▶ **What the task asks**
Locate every line in the records below that holds the word "EINDE" and return each one.

▶ **Data for processing**
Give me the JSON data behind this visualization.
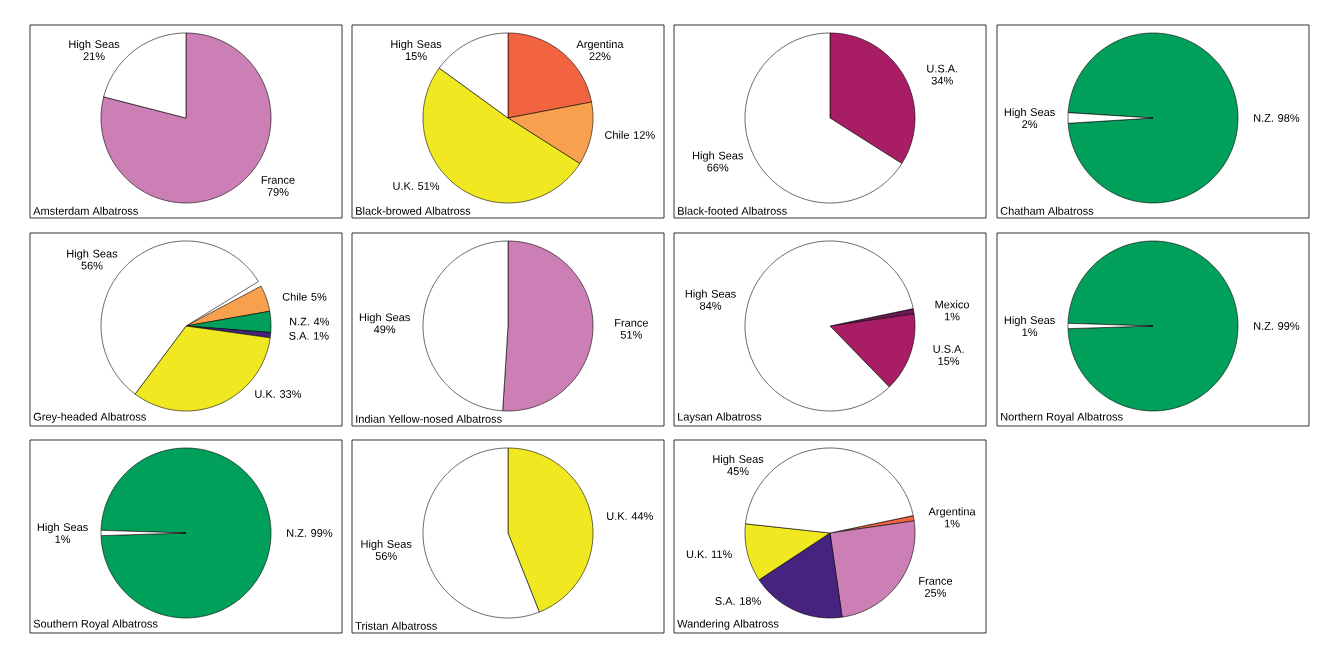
{
  "chart_data": [
    {
      "type": "pie",
      "title": "Amsterdam Albatross",
      "categories": [
        "France",
        "High Seas"
      ],
      "values": [
        79,
        21
      ],
      "value_labels": [
        "79%",
        "21%"
      ],
      "colors": [
        "#cc7fb5",
        "#ffffff"
      ]
    },
    {
      "type": "pie",
      "title": "Black-browed Albatross",
      "categories": [
        "Argentina",
        "Chile",
        "U.K.",
        "High Seas"
      ],
      "values": [
        22,
        12,
        51,
        15
      ],
      "value_labels": [
        "22%",
        "12%",
        "51%",
        "15%"
      ],
      "colors": [
        "#f2643f",
        "#f7a14f",
        "#f0e921",
        "#ffffff"
      ]
    },
    {
      "type": "pie",
      "title": "Black-footed Albatross",
      "categories": [
        "U.S.A.",
        "High Seas"
      ],
      "values": [
        34,
        66
      ],
      "value_labels": [
        "34%",
        "66%"
      ],
      "colors": [
        "#a91d64",
        "#ffffff"
      ]
    },
    {
      "type": "pie",
      "title": "Chatham Albatross",
      "categories": [
        "N.Z.",
        "High Seas"
      ],
      "values": [
        98,
        2
      ],
      "value_labels": [
        "98%",
        "2%"
      ],
      "colors": [
        "#00a05a",
        "#ffffff"
      ]
    },
    {
      "type": "pie",
      "title": "Grey-headed Albatross",
      "categories": [
        "Chile",
        "N.Z.",
        "S.A.",
        "U.K.",
        "High Seas"
      ],
      "values": [
        5,
        4,
        1,
        33,
        56
      ],
      "value_labels": [
        "5%",
        "4%",
        "1%",
        "33%",
        "56%"
      ],
      "colors": [
        "#f7a14f",
        "#00a05a",
        "#46237f",
        "#f0e921",
        "#ffffff"
      ]
    },
    {
      "type": "pie",
      "title": "Indian Yellow-nosed Albatross",
      "categories": [
        "France",
        "High Seas"
      ],
      "values": [
        51,
        49
      ],
      "value_labels": [
        "51%",
        "49%"
      ],
      "colors": [
        "#cc7fb5",
        "#ffffff"
      ]
    },
    {
      "type": "pie",
      "title": "Laysan Albatross",
      "categories": [
        "Mexico",
        "U.S.A.",
        "High Seas"
      ],
      "values": [
        1,
        15,
        84
      ],
      "value_labels": [
        "1%",
        "15%",
        "84%"
      ],
      "colors": [
        "#6a1a55",
        "#a91d64",
        "#ffffff"
      ]
    },
    {
      "type": "pie",
      "title": "Northern Royal Albatross",
      "categories": [
        "N.Z.",
        "High Seas"
      ],
      "values": [
        99,
        1
      ],
      "value_labels": [
        "99%",
        "1%"
      ],
      "colors": [
        "#00a05a",
        "#ffffff"
      ]
    },
    {
      "type": "pie",
      "title": "Southern Royal Albatross",
      "categories": [
        "N.Z.",
        "High Seas"
      ],
      "values": [
        99,
        1
      ],
      "value_labels": [
        "99%",
        "1%"
      ],
      "colors": [
        "#00a05a",
        "#ffffff"
      ]
    },
    {
      "type": "pie",
      "title": "Tristan Albatross",
      "categories": [
        "U.K.",
        "High Seas"
      ],
      "values": [
        44,
        56
      ],
      "value_labels": [
        "44%",
        "56%"
      ],
      "colors": [
        "#f0e921",
        "#ffffff"
      ]
    },
    {
      "type": "pie",
      "title": "Wandering Albatross",
      "categories": [
        "Argentina",
        "France",
        "S.A.",
        "U.K.",
        "High Seas"
      ],
      "values": [
        1,
        25,
        18,
        11,
        45
      ],
      "value_labels": [
        "1%",
        "25%",
        "18%",
        "11%",
        "45%"
      ],
      "colors": [
        "#f2643f",
        "#cc7fb5",
        "#46237f",
        "#f0e921",
        "#ffffff"
      ]
    }
  ]
}
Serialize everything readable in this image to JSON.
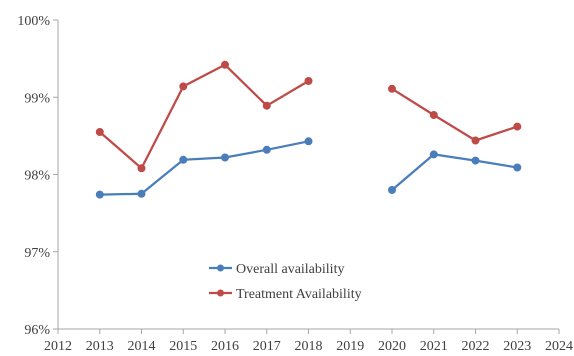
{
  "chart_data": {
    "type": "line",
    "title": "",
    "xlabel": "",
    "ylabel": "",
    "x_ticks": [
      "2012",
      "2013",
      "2014",
      "2015",
      "2016",
      "2017",
      "2018",
      "2019",
      "2020",
      "2021",
      "2022",
      "2023",
      "2024"
    ],
    "y_ticks": [
      "96%",
      "97%",
      "98%",
      "99%",
      "100%"
    ],
    "xlim": [
      2012,
      2024
    ],
    "ylim": [
      96,
      100
    ],
    "grid": false,
    "legend_position": "lower-center",
    "series": [
      {
        "name": "Overall availability",
        "color": "#4a7ebb",
        "x": [
          2013,
          2014,
          2015,
          2016,
          2017,
          2018,
          2020,
          2021,
          2022,
          2023
        ],
        "values": [
          97.74,
          97.75,
          98.19,
          98.22,
          98.32,
          98.43,
          97.8,
          98.26,
          98.18,
          98.09
        ]
      },
      {
        "name": "Treatment Availability",
        "color": "#be4b48",
        "x": [
          2013,
          2014,
          2015,
          2016,
          2017,
          2018,
          2020,
          2021,
          2022,
          2023
        ],
        "values": [
          98.55,
          98.08,
          99.14,
          99.42,
          98.89,
          99.21,
          99.11,
          98.77,
          98.44,
          98.62
        ]
      }
    ]
  }
}
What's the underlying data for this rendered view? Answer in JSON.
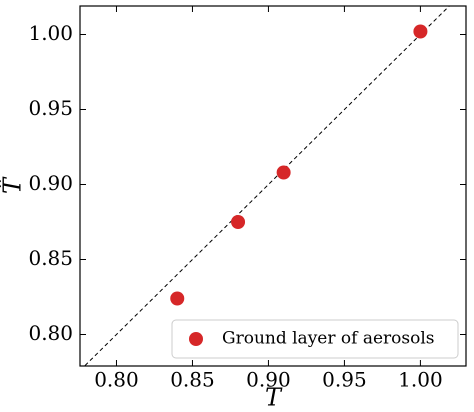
{
  "chart_data": {
    "type": "scatter",
    "x_label": "T",
    "y_label": "T̂",
    "series": [
      {
        "name": "Ground layer of aerosols",
        "color": "#d62728",
        "x": [
          0.84,
          0.88,
          0.91,
          1.0
        ],
        "values": [
          0.824,
          0.875,
          0.908,
          1.002
        ]
      }
    ],
    "xlim": [
      0.776,
      1.03
    ],
    "ylim": [
      0.779,
      1.019
    ],
    "xticks": [
      {
        "value": 0.8,
        "label": "0.80"
      },
      {
        "value": 0.85,
        "label": "0.85"
      },
      {
        "value": 0.9,
        "label": "0.90"
      },
      {
        "value": 0.95,
        "label": "0.95"
      },
      {
        "value": 1.0,
        "label": "1.00"
      }
    ],
    "yticks": [
      {
        "value": 0.8,
        "label": "0.80"
      },
      {
        "value": 0.85,
        "label": "0.85"
      },
      {
        "value": 0.9,
        "label": "0.90"
      },
      {
        "value": 0.95,
        "label": "0.95"
      },
      {
        "value": 1.0,
        "label": "1.00"
      }
    ],
    "legend": "lower right"
  }
}
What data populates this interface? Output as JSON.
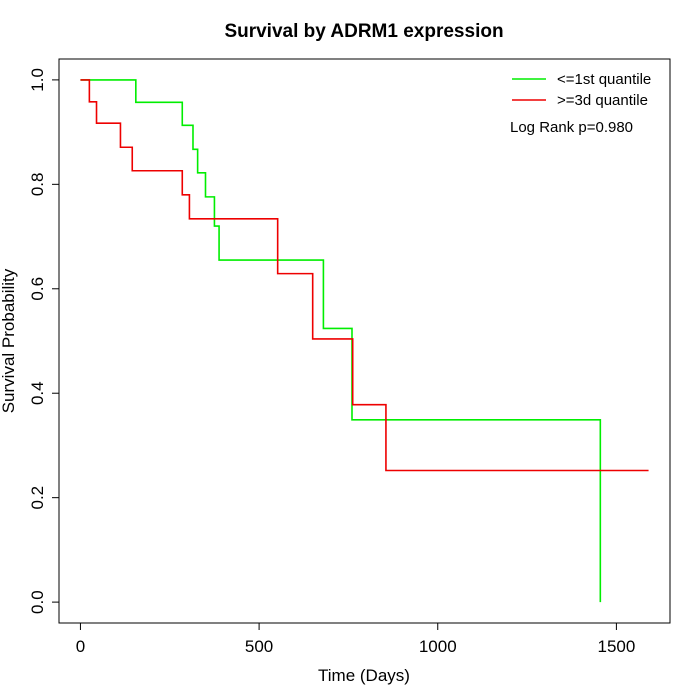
{
  "chart_data": {
    "type": "line",
    "title": "Survival by ADRM1 expression",
    "xlabel": "Time (Days)",
    "ylabel": "Survival Probability",
    "xlim": [
      -60,
      1650
    ],
    "ylim": [
      -0.04,
      1.04
    ],
    "xticks": [
      0,
      500,
      1000,
      1500
    ],
    "yticks": [
      0.0,
      0.2,
      0.4,
      0.6,
      0.8,
      1.0
    ],
    "xtick_labels": [
      "0",
      "500",
      "1000",
      "1500"
    ],
    "ytick_labels": [
      "0.0",
      "0.2",
      "0.4",
      "0.6",
      "0.8",
      "1.0"
    ],
    "grid": false,
    "legend_position": "top-right",
    "annotation": "Log Rank p=0.980",
    "series": [
      {
        "name": "<=1st quantile",
        "color": "#00ee00",
        "step_points": [
          [
            0,
            1.0
          ],
          [
            155,
            0.957
          ],
          [
            285,
            0.913
          ],
          [
            315,
            0.867
          ],
          [
            328,
            0.822
          ],
          [
            350,
            0.776
          ],
          [
            375,
            0.72
          ],
          [
            388,
            0.655
          ],
          [
            680,
            0.524
          ],
          [
            760,
            0.349
          ],
          [
            1455,
            0.0
          ]
        ]
      },
      {
        "name": ">=3d quantile",
        "color": "#ee0000",
        "step_points": [
          [
            0,
            1.0
          ],
          [
            25,
            0.958
          ],
          [
            45,
            0.917
          ],
          [
            112,
            0.871
          ],
          [
            145,
            0.826
          ],
          [
            285,
            0.78
          ],
          [
            305,
            0.734
          ],
          [
            552,
            0.629
          ],
          [
            650,
            0.504
          ],
          [
            762,
            0.378
          ],
          [
            855,
            0.252
          ],
          [
            1590,
            0.252
          ]
        ]
      }
    ]
  }
}
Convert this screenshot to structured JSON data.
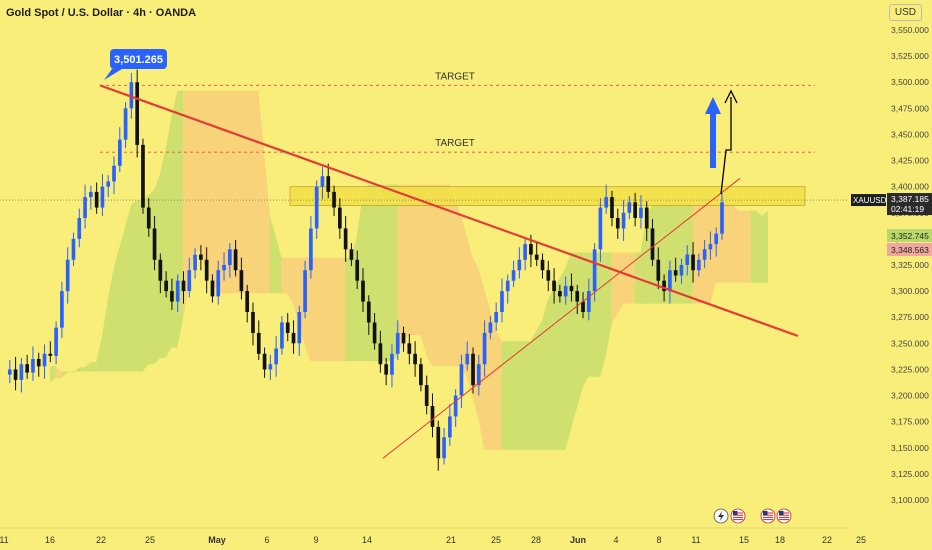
{
  "title": "Gold Spot / U.S. Dollar · 4h · OANDA",
  "currency_badge": "USD",
  "colors": {
    "background": "#f9ee79",
    "bull": "#2962ff",
    "bear": "#111111",
    "trendline": "#e53935",
    "cloud_green": "#b8d96a",
    "cloud_orange": "#f7c57a",
    "zone": "#f3e04a",
    "arrow_blue": "#2962ff",
    "price_tag": "#2a2a2a"
  },
  "chart_data": {
    "type": "candlestick",
    "symbol": "XAUUSD",
    "ylim": [
      3085,
      3560
    ],
    "y_ticks": [
      "3,550.000",
      "3,525.000",
      "3,500.000",
      "3,475.000",
      "3,450.000",
      "3,425.000",
      "3,400.000",
      "3,375.000",
      "3,350.000",
      "3,325.000",
      "3,300.000",
      "3,275.000",
      "3,250.000",
      "3,225.000",
      "3,200.000",
      "3,175.000",
      "3,150.000",
      "3,125.000",
      "3,100.000"
    ],
    "x_ticks": [
      "11",
      "16",
      "22",
      "25",
      "May",
      "6",
      "9",
      "14",
      "21",
      "25",
      "28",
      "Jun",
      "4",
      "8",
      "11",
      "15",
      "18",
      "22",
      "25"
    ],
    "price_path": [
      3220,
      3225,
      3215,
      3230,
      3222,
      3235,
      3228,
      3240,
      3238,
      3265,
      3300,
      3330,
      3350,
      3370,
      3390,
      3395,
      3380,
      3400,
      3405,
      3420,
      3445,
      3475,
      3500,
      3440,
      3380,
      3360,
      3330,
      3310,
      3300,
      3290,
      3310,
      3300,
      3320,
      3335,
      3330,
      3310,
      3295,
      3320,
      3325,
      3340,
      3320,
      3300,
      3280,
      3260,
      3240,
      3225,
      3230,
      3245,
      3270,
      3260,
      3250,
      3280,
      3320,
      3360,
      3400,
      3410,
      3395,
      3380,
      3360,
      3340,
      3330,
      3310,
      3290,
      3270,
      3250,
      3230,
      3220,
      3240,
      3260,
      3250,
      3240,
      3230,
      3210,
      3190,
      3170,
      3140,
      3160,
      3180,
      3200,
      3230,
      3240,
      3210,
      3230,
      3260,
      3270,
      3280,
      3300,
      3310,
      3320,
      3330,
      3345,
      3335,
      3330,
      3320,
      3310,
      3300,
      3295,
      3305,
      3300,
      3290,
      3280,
      3300,
      3340,
      3380,
      3390,
      3370,
      3360,
      3375,
      3385,
      3370,
      3380,
      3360,
      3330,
      3310,
      3300,
      3320,
      3315,
      3325,
      3335,
      3320,
      3330,
      3340,
      3345,
      3355,
      3385
    ],
    "annotations": [
      {
        "type": "callout",
        "label": "3,501.265",
        "value": 3501.265
      },
      {
        "type": "hline",
        "label": "TARGET",
        "value": 3497
      },
      {
        "type": "hline",
        "label": "TARGET",
        "value": 3433
      }
    ],
    "resistance_zone": [
      3382,
      3400
    ],
    "price_labels": [
      {
        "symbol": "XAUUSD",
        "price": "3,387.185",
        "countdown": "02:41:19",
        "value": 3387.185
      },
      {
        "price": "3,352.745",
        "value": 3352.745
      },
      {
        "price": "3,348.563",
        "value": 3348.563
      }
    ],
    "events": [
      {
        "icon": "lightning-icon"
      },
      {
        "icon": "us-flag-icon"
      },
      {
        "icon": "us-flag-icon"
      },
      {
        "icon": "us-flag-icon"
      }
    ],
    "grid": false,
    "legend": "none"
  }
}
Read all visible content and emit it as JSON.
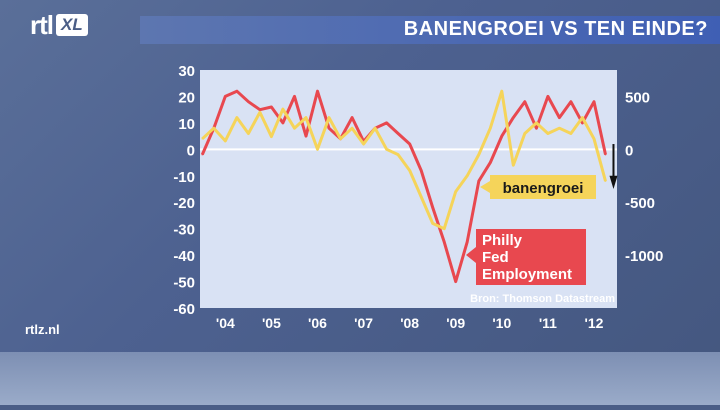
{
  "header": {
    "logo_main": "rtl",
    "logo_badge": "XL",
    "title": "BANENGROEI VS TEN EINDE?"
  },
  "watermark": "rtlz.nl",
  "colors": {
    "plot_bg": "#d9e2f4",
    "philly_line": "#e8484f",
    "banengroei_line": "#f5d45a",
    "philly_label_bg": "#e8484f",
    "banengroei_label_bg": "#f5d45a",
    "label_text_philly": "#ffffff",
    "label_text_banen": "#1a1a1a"
  },
  "chart_data": {
    "type": "line",
    "title": "BANENGROEI VS TEN EINDE?",
    "source": "Bron: Thomson Datastream",
    "grid": false,
    "x_ticks": [
      "'04",
      "'05",
      "'06",
      "'07",
      "'08",
      "'09",
      "'10",
      "'11",
      "'12"
    ],
    "x_tick_values": [
      2004,
      2005,
      2006,
      2007,
      2008,
      2009,
      2010,
      2011,
      2012
    ],
    "xlim": [
      2003.45,
      2012.5
    ],
    "y_left": {
      "ticks": [
        30,
        20,
        10,
        0,
        -10,
        -20,
        -30,
        -40,
        -50,
        -60
      ],
      "ylim": [
        -60,
        30
      ]
    },
    "y_right": {
      "ticks": [
        500,
        0,
        -500,
        -1000
      ],
      "ylim": [
        -1500,
        750
      ]
    },
    "zero_line": true,
    "series": [
      {
        "name": "Philly Fed Employment",
        "axis": "left",
        "x": [
          2003.5,
          2003.75,
          2004.0,
          2004.25,
          2004.5,
          2004.75,
          2005.0,
          2005.25,
          2005.5,
          2005.75,
          2006.0,
          2006.25,
          2006.5,
          2006.75,
          2007.0,
          2007.25,
          2007.5,
          2007.75,
          2008.0,
          2008.25,
          2008.5,
          2008.75,
          2009.0,
          2009.25,
          2009.5,
          2009.75,
          2010.0,
          2010.25,
          2010.5,
          2010.75,
          2011.0,
          2011.25,
          2011.5,
          2011.75,
          2012.0,
          2012.25
        ],
        "y": [
          -2,
          8,
          20,
          22,
          18,
          15,
          16,
          10,
          20,
          5,
          22,
          8,
          4,
          12,
          3,
          8,
          10,
          6,
          2,
          -8,
          -22,
          -35,
          -50,
          -35,
          -12,
          -5,
          5,
          12,
          18,
          8,
          20,
          12,
          18,
          10,
          18,
          -2
        ]
      },
      {
        "name": "banengroei",
        "axis": "right",
        "x": [
          2003.5,
          2003.75,
          2004.0,
          2004.25,
          2004.5,
          2004.75,
          2005.0,
          2005.25,
          2005.5,
          2005.75,
          2006.0,
          2006.25,
          2006.5,
          2006.75,
          2007.0,
          2007.25,
          2007.5,
          2007.75,
          2008.0,
          2008.25,
          2008.5,
          2008.75,
          2009.0,
          2009.25,
          2009.5,
          2009.75,
          2010.0,
          2010.25,
          2010.5,
          2010.75,
          2011.0,
          2011.25,
          2011.5,
          2011.75,
          2012.0,
          2012.25
        ],
        "y": [
          100,
          200,
          80,
          300,
          150,
          350,
          120,
          380,
          200,
          300,
          0,
          300,
          100,
          200,
          50,
          200,
          0,
          -50,
          -200,
          -450,
          -700,
          -750,
          -400,
          -250,
          -50,
          200,
          550,
          -150,
          150,
          250,
          150,
          200,
          150,
          300,
          100,
          -300
        ]
      }
    ],
    "labels": [
      "banengroei",
      "Philly Fed Employment"
    ]
  }
}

▶ **Solution to this exercise**
    "title": "BANENGROEI VS TEN EINDE?"
    "title": "BANENGROEI VS TEN EINDE?",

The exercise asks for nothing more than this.